| Alınan Metin |
----------------

Özlediğim İstanbul, Okyanus Ötesindeki bir İstanbullu’dan Anılar,2001
Dedemin üzerinde lacivert bir takım elbise ve bordo renkli bir kravat vardı. Cepkeninden saat zinciri görülüyordu. O da anneannemin yanında hasır bir sandalyeye oturmuştu. Önündeki sehpanın üzerinde itinayla soyulmuş birkaç dilim elma ve bir kadeh kırmızı şarap vardı. Gümüş sigaralığından yassı bir sigara çıkardı,çakmağıyla yaktı, sigarayı ağzına götürdü. Etrafa mavi beyaz bir duman yayıldı. Sonra bu dumanın arkasındaki manzara ve renkler bir anda kayboldu. Tekrar görmek istedim bu zamanını tam bilemediğim çok renkli tabloyu. Hazım Amcayı görmek istedim en çok. Ama heyhat, geri gelmedi, gelmeyecekti !

----------------

| Verilen Bilgiler |
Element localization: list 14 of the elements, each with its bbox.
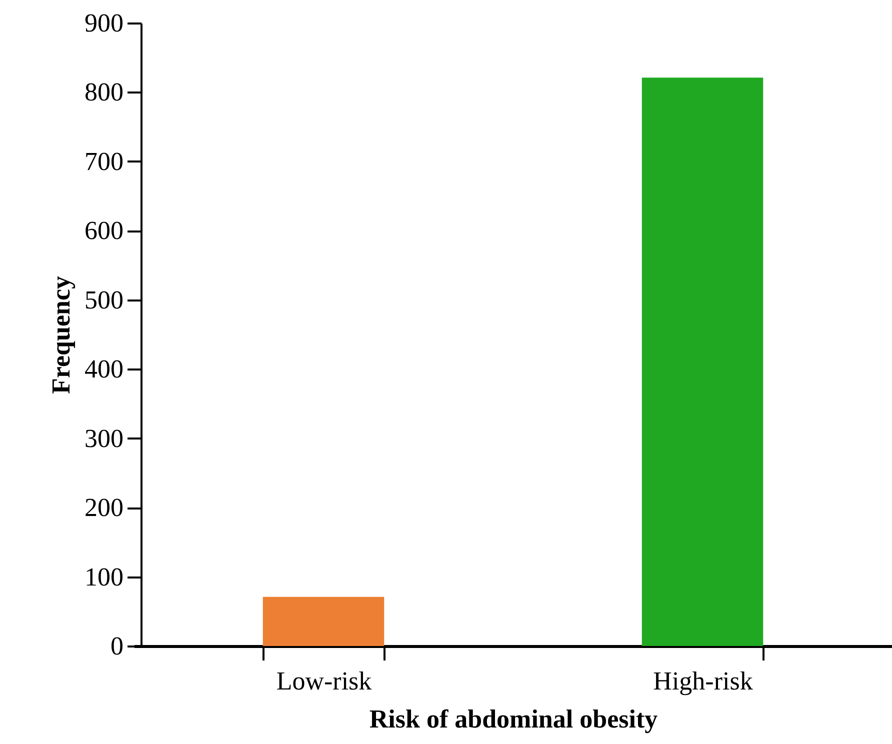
y-tick-label: 700 — [84, 146, 124, 176]
x-tick-label: Low-risk — [276, 666, 372, 696]
x-tick-label: High-risk — [653, 666, 753, 696]
y-tick-label: 0 — [110, 632, 124, 660]
y-tick-label: 100 — [84, 562, 124, 592]
y-axis-title: Frequency — [46, 276, 76, 394]
y-tick-label: 500 — [84, 285, 124, 314]
x-axis-title: Risk of abdominal obesity — [369, 704, 658, 734]
y-tick-label: 900 — [84, 8, 124, 38]
y-tick-label: 400 — [84, 354, 124, 384]
y-tick-label: 600 — [84, 216, 124, 246]
y-tick-label: 300 — [84, 424, 124, 453]
y-tick-label: 800 — [84, 78, 124, 107]
y-tick-label: 200 — [84, 493, 124, 522]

----------------

| İstenenler |
Dedeyi anlatan anı metnini baştan sona, tek harfini bile değiştirmeden tekrarla. Kayıtlara burada gerek yok.

| Alıştırmanın Cevabı |
Özlediğim İstanbul, Okyanus Ötesindeki bir İstanbullu’dan Anılar,2001
Dedemin üzerinde lacivert bir takım elbise ve bordo renkli bir kravat vardı. Cepkeninden saat zinciri görülüyordu. O da anneannemin yanında hasır bir sandalyeye oturmuştu. Önündeki sehpanın üzerinde itinayla soyulmuş birkaç dilim elma ve bir kadeh kırmızı şarap vardı. Gümüş sigaralığından yassı bir sigara çıkardı,çakmağıyla yaktı, sigarayı ağzına götürdü. Etrafa mavi beyaz bir duman yayıldı. Sonra bu dumanın arkasındaki manzara ve renkler bir anda kayboldu. Tekrar görmek istedim bu zamanını tam bilemediğim çok renkli tabloyu. Hazım Amcayı görmek istedim en çok. Ama heyhat, geri gelmedi, gelmeyecekti !